# [Job]
Exclude images, then output the remaining data verbatim.

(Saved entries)

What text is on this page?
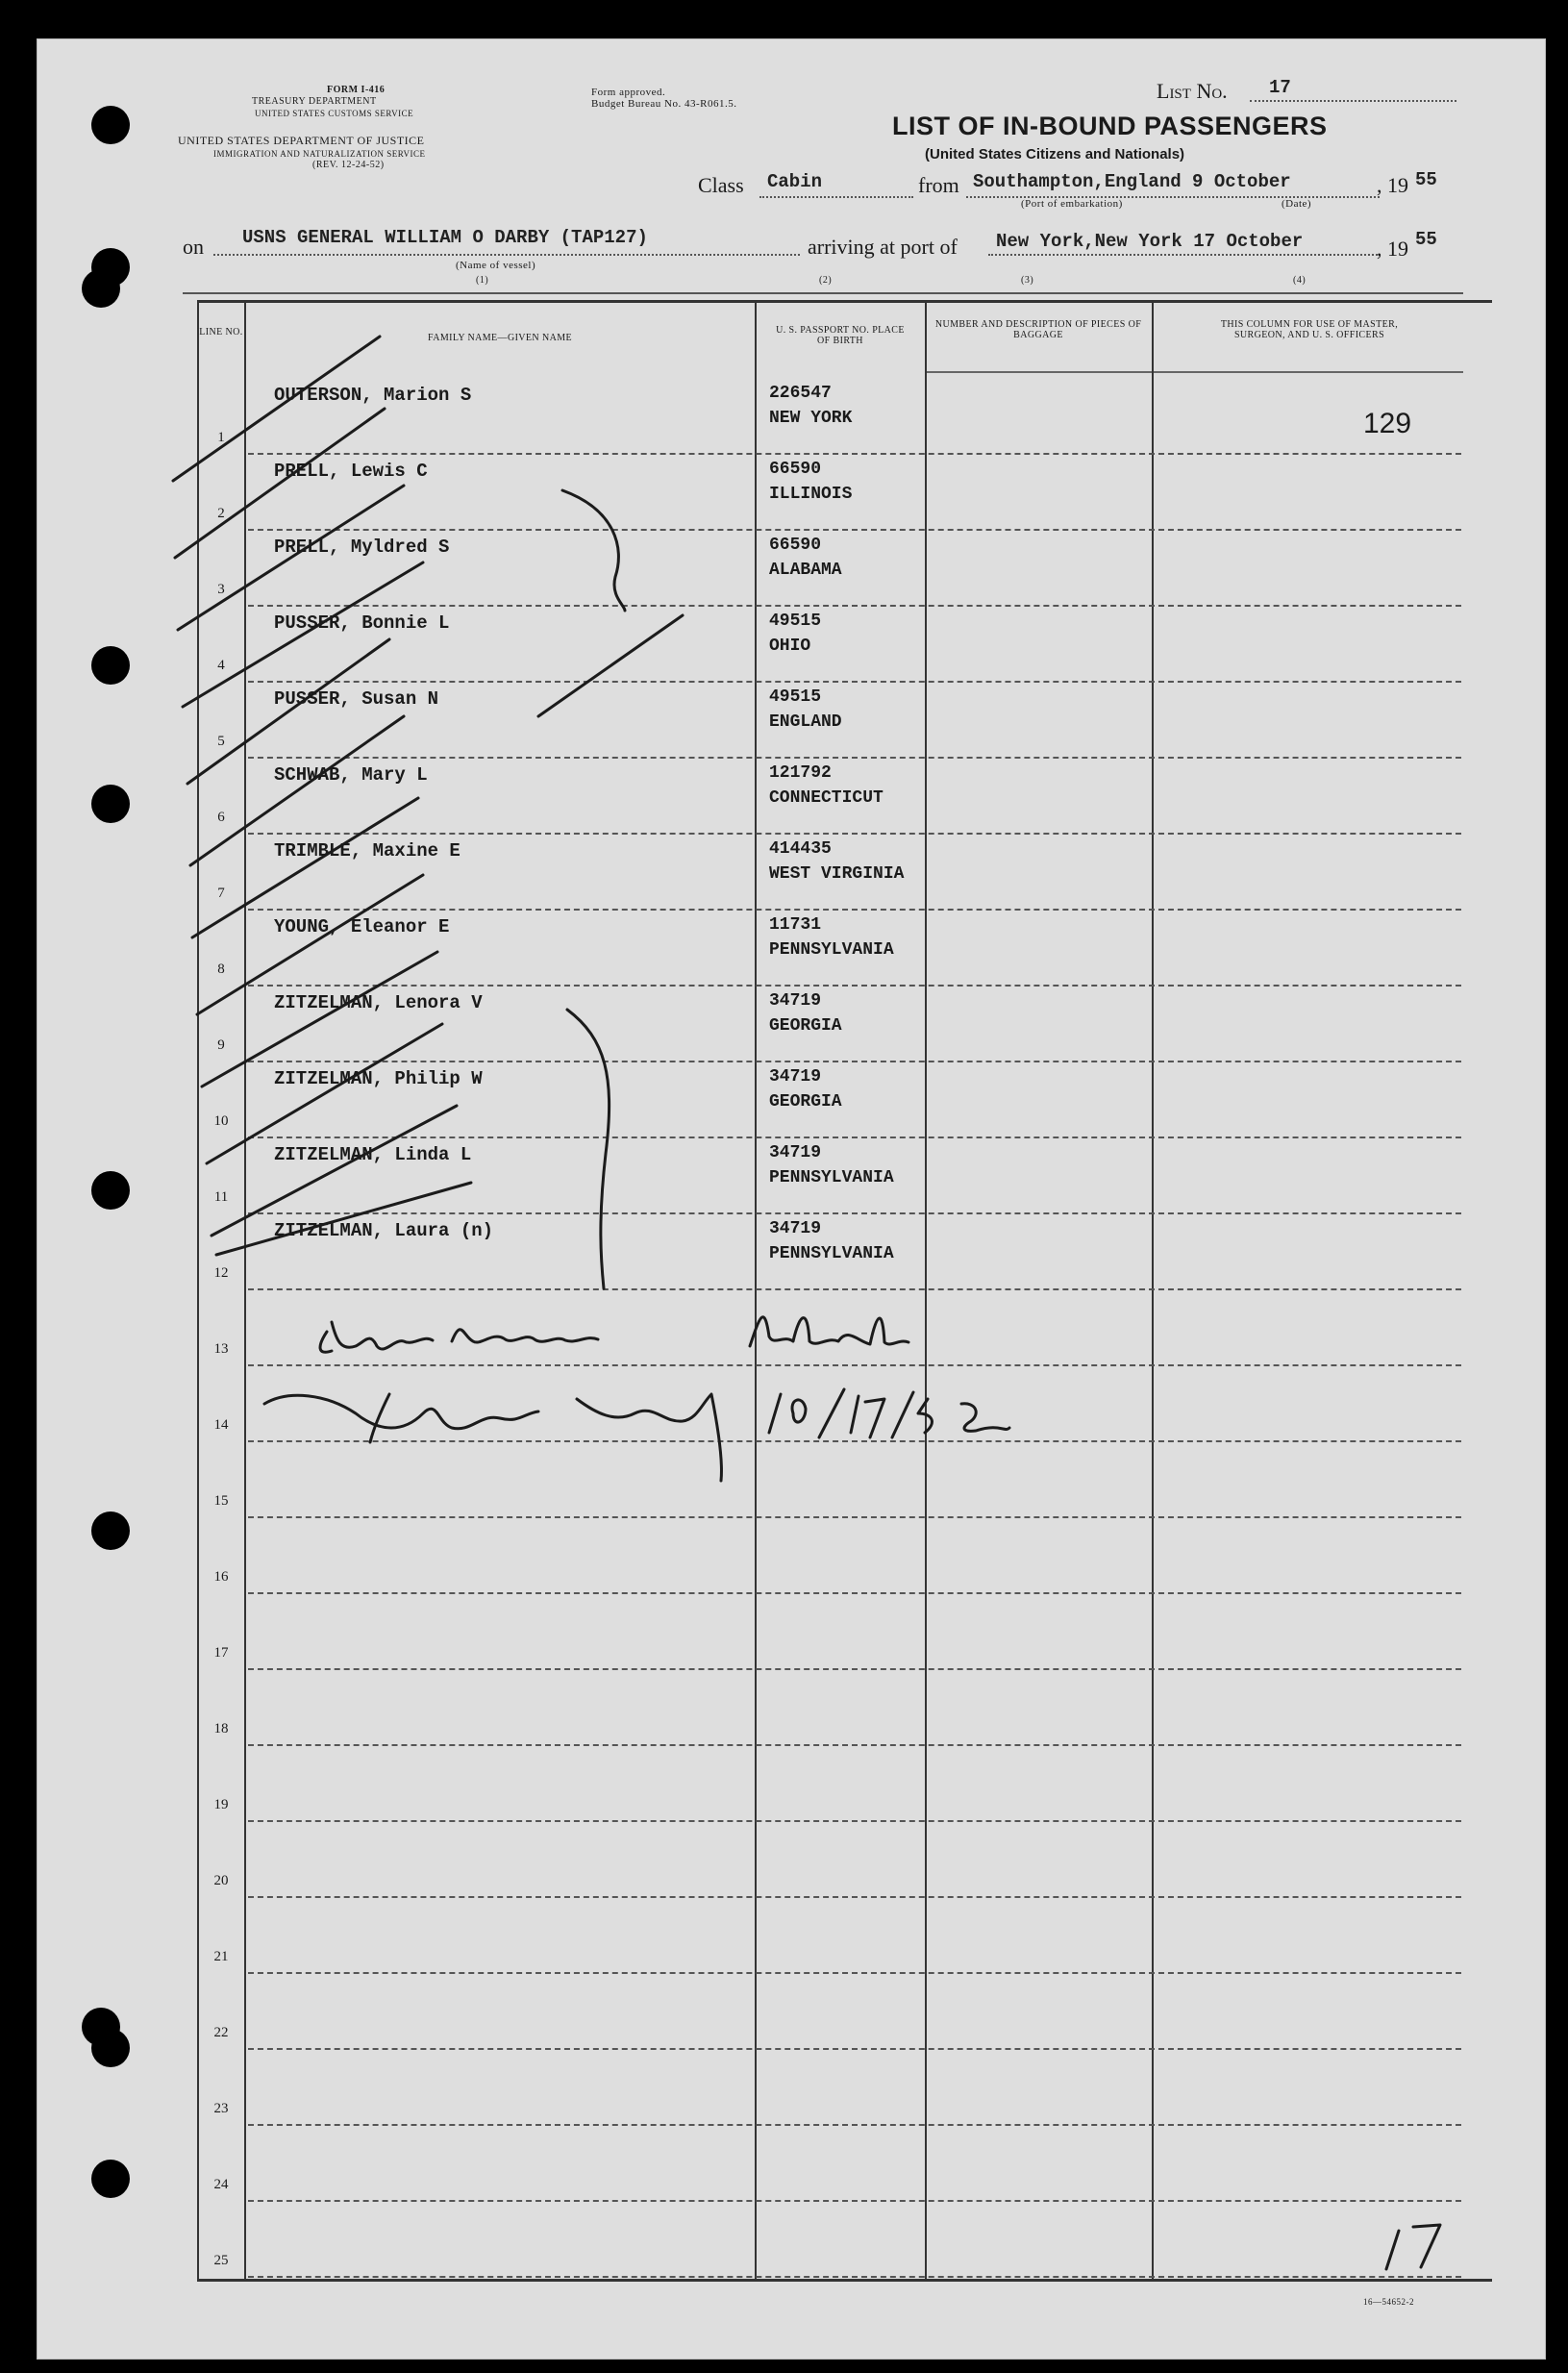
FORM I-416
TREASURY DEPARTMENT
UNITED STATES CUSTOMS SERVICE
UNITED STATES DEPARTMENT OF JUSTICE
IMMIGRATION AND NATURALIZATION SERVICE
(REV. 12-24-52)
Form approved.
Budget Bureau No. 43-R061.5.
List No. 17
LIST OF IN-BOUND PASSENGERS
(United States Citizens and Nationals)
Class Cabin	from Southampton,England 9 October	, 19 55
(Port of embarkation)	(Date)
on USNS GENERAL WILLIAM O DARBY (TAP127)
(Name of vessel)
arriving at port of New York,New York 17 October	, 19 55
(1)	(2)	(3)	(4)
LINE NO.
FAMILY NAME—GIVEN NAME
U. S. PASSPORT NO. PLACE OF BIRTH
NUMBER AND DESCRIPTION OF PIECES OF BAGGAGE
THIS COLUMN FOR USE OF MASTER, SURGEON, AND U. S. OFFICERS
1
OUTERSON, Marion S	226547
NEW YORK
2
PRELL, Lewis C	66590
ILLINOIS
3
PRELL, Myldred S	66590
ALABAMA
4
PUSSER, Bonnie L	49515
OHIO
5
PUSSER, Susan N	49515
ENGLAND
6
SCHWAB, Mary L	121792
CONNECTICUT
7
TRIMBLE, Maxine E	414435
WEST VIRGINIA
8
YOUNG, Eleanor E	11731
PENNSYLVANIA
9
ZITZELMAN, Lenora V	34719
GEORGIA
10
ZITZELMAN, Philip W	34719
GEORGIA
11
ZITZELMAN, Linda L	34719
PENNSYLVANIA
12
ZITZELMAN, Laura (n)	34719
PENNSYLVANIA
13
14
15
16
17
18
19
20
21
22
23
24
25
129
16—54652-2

# [The solution]
What text is on this page?
FORM I-416
TREASURY DEPARTMENT
UNITED STATES CUSTOMS SERVICE
UNITED STATES DEPARTMENT OF JUSTICE
IMMIGRATION AND NATURALIZATION SERVICE
(REV. 12-24-52)
Form approved.
Budget Bureau No. 43-R061.5.
List No. 17
LIST OF IN-BOUND PASSENGERS
(United States Citizens and Nationals)
Class Cabin	from Southampton,England 9 October	, 19 55
(Port of embarkation)	(Date)
on USNS GENERAL WILLIAM O DARBY (TAP127)
(Name of vessel)
arriving at port of New York,New York 17 October	, 19 55
(1)	(2)	(3)	(4)
LINE NO.
FAMILY NAME—GIVEN NAME
U. S. PASSPORT NO. PLACE OF BIRTH
NUMBER AND DESCRIPTION OF PIECES OF BAGGAGE
THIS COLUMN FOR USE OF MASTER, SURGEON, AND U. S. OFFICERS
1
OUTERSON, Marion S	226547
NEW YORK
2
PRELL, Lewis C	66590
ILLINOIS
3
PRELL, Myldred S	66590
ALABAMA
4
PUSSER, Bonnie L	49515
OHIO
5
PUSSER, Susan N	49515
ENGLAND
6
SCHWAB, Mary L	121792
CONNECTICUT
7
TRIMBLE, Maxine E	414435
WEST VIRGINIA
8
YOUNG, Eleanor E	11731
PENNSYLVANIA
9
ZITZELMAN, Lenora V	34719
GEORGIA
10
ZITZELMAN, Philip W	34719
GEORGIA
11
ZITZELMAN, Linda L	34719
PENNSYLVANIA
12
ZITZELMAN, Laura (n)	34719
PENNSYLVANIA
13
14
15
16
17
18
19
20
21
22
23
24
25
129
16—54652-2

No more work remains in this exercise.